▸ Exercise instructions
The entries below are to be repeated exactly as they stand.

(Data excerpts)
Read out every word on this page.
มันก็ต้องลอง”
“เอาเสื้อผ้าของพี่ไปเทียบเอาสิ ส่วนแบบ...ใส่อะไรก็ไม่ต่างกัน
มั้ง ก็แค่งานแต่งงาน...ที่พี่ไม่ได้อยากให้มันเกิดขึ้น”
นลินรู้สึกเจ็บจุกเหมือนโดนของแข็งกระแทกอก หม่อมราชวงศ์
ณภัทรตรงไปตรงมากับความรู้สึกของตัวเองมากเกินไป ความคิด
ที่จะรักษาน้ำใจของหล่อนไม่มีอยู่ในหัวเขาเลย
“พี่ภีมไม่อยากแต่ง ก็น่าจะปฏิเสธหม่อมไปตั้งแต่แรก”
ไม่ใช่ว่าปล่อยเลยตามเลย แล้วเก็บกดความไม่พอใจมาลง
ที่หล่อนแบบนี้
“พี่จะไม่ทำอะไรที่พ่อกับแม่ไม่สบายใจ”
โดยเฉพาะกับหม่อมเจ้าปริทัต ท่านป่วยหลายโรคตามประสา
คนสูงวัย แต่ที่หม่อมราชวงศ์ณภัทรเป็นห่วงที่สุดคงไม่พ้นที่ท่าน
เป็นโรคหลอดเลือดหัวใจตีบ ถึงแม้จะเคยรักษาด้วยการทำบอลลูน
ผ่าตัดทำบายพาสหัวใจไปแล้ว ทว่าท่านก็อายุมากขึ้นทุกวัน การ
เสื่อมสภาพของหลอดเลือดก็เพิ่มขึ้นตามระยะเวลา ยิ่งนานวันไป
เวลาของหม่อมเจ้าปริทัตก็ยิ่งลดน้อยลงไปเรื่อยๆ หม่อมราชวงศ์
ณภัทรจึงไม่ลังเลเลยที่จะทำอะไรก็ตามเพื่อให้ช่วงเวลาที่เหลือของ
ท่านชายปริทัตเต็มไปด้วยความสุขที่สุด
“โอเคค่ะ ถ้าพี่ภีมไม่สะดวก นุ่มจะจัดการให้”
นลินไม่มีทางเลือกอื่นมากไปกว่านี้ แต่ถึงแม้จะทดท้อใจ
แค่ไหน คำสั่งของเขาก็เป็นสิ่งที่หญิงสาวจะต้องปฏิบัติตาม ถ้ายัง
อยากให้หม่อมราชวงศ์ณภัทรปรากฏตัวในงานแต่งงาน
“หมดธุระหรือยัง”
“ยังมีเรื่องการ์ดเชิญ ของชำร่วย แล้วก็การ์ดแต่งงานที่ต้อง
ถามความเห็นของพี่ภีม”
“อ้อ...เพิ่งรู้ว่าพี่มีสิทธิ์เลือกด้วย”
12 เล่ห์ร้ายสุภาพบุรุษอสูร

▸ Expected answer
Read out every word on this page.
มันก็ต้องลอง”
“เอาเสื้อผ้าของพี่ไปเทียบเอาสิ ส่วนแบบ...ใส่อะไรก็ไม่ต่างกัน
มั้ง ก็แค่งานแต่งงาน...ที่พี่ไม่ได้อยากให้มันเกิดขึ้น”
นลินรู้สึกเจ็บจุกเหมือนโดนของแข็งกระแทกอก หม่อมราชวงศ์
ณภัทรตรงไปตรงมากับความรู้สึกของตัวเองมากเกินไป ความคิด
ที่จะรักษาน้ำใจของหล่อนไม่มีอยู่ในหัวเขาเลย
“พี่ภีมไม่อยากแต่ง ก็น่าจะปฏิเสธหม่อมไปตั้งแต่แรก”
ไม่ใช่ว่าปล่อยเลยตามเลย แล้วเก็บกดความไม่พอใจมาลง
ที่หล่อนแบบนี้
“พี่จะไม่ทำอะไรที่พ่อกับแม่ไม่สบายใจ”
โดยเฉพาะกับหม่อมเจ้าปริทัต ท่านป่วยหลายโรคตามประสา
คนสูงวัย แต่ที่หม่อมราชวงศ์ณภัทรเป็นห่วงที่สุดคงไม่พ้นที่ท่าน
เป็นโรคหลอดเลือดหัวใจตีบ ถึงแม้จะเคยรักษาด้วยการทำบอลลูน
ผ่าตัดทำบายพาสหัวใจไปแล้ว ทว่าท่านก็อายุมากขึ้นทุกวัน การ
เสื่อมสภาพของหลอดเลือดก็เพิ่มขึ้นตามระยะเวลา ยิ่งนานวันไป
เวลาของหม่อมเจ้าปริทัตก็ยิ่งลดน้อยลงไปเรื่อยๆ หม่อมราชวงศ์
ณภัทรจึงไม่ลังเลเลยที่จะทำอะไรก็ตามเพื่อให้ช่วงเวลาที่เหลือของ
ท่านชายปริทัตเต็มไปด้วยความสุขที่สุด
“โอเคค่ะ ถ้าพี่ภีมไม่สะดวก นุ่มจะจัดการให้”
นลินไม่มีทางเลือกอื่นมากไปกว่านี้ แต่ถึงแม้จะทดท้อใจ
แค่ไหน คำสั่งของเขาก็เป็นสิ่งที่หญิงสาวจะต้องปฏิบัติตาม ถ้ายัง
อยากให้หม่อมราชวงศ์ณภัทรปรากฏตัวในงานแต่งงาน
“หมดธุระหรือยัง”
“ยังมีเรื่องการ์ดเชิญ ของชำร่วย แล้วก็การ์ดแต่งงานที่ต้อง
ถามความเห็นของพี่ภีม”
“อ้อ...เพิ่งรู้ว่าพี่มีสิทธิ์เลือกด้วย”
12 เล่ห์ร้ายสุภาพบุรุษอสูร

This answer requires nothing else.